> **EXERCISE PROMPT**
Determine how many lines in the data below contain "естественному" and write only that number.

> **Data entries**
>>>>>

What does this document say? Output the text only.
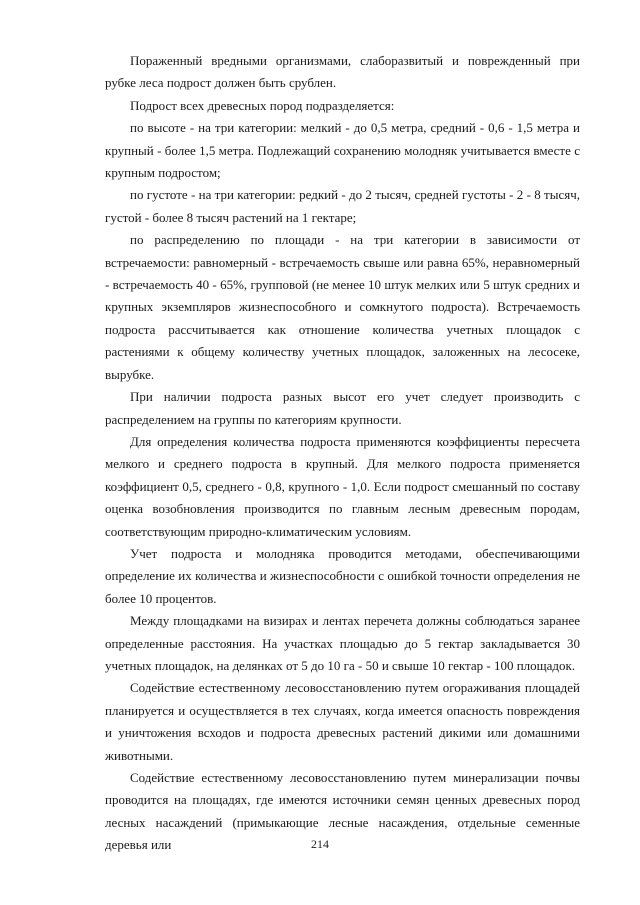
Пораженный вредными организмами, слаборазвитый и поврежденный при рубке леса подрост должен быть срублен.

Подрост всех древесных пород подразделяется:

по высоте - на три категории: мелкий - до 0,5 метра, средний - 0,6 - 1,5 метра и крупный - более 1,5 метра. Подлежащий сохранению молодняк учитывается вместе с крупным подростом;

по густоте - на три категории: редкий - до 2 тысяч, средней густоты - 2 - 8 тысяч, густой - более 8 тысяч растений на 1 гектаре;

по распределению по площади - на три категории в зависимости от встречаемости: равномерный - встречаемость свыше или равна 65%, неравномерный - встречаемость 40 - 65%, групповой (не менее 10 штук мелких или 5 штук средних и крупных экземпляров жизнеспособного и сомкнутого подроста). Встречаемость подроста рассчитывается как отношение количества учетных площадок с растениями к общему количеству учетных площадок, заложенных на лесосеке, вырубке.

При наличии подроста разных высот его учет следует производить с распределением на группы по категориям крупности.

Для определения количества подроста применяются коэффициенты пересчета мелкого и среднего подроста в крупный. Для мелкого подроста применяется коэффициент 0,5, среднего - 0,8, крупного - 1,0. Если подрост смешанный по составу оценка возобновления производится по главным лесным древесным породам, соответствующим природно-климатическим условиям.

Учет подроста и молодняка проводится методами, обеспечивающими определение их количества и жизнеспособности с ошибкой точности определения не более 10 процентов.

Между площадками на визирах и лентах перечета должны соблюдаться заранее определенные расстояния. На участках площадью до 5 гектар закладывается 30 учетных площадок, на делянках от 5 до 10 га - 50 и свыше 10 гектар - 100 площадок.

Содействие естественному лесовосстановлению путем огораживания площадей планируется и осуществляется в тех случаях, когда имеется опасность повреждения и уничтожения всходов и подроста древесных растений дикими или домашними животными.

Содействие естественному лесовосстановлению путем минерализации почвы проводится на площадях, где имеются источники семян ценных древесных пород лесных насаждений (примыкающие лесные насаждения, отдельные семенные деревья или	214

<<<<<

> **WRITTEN ANSWER**
2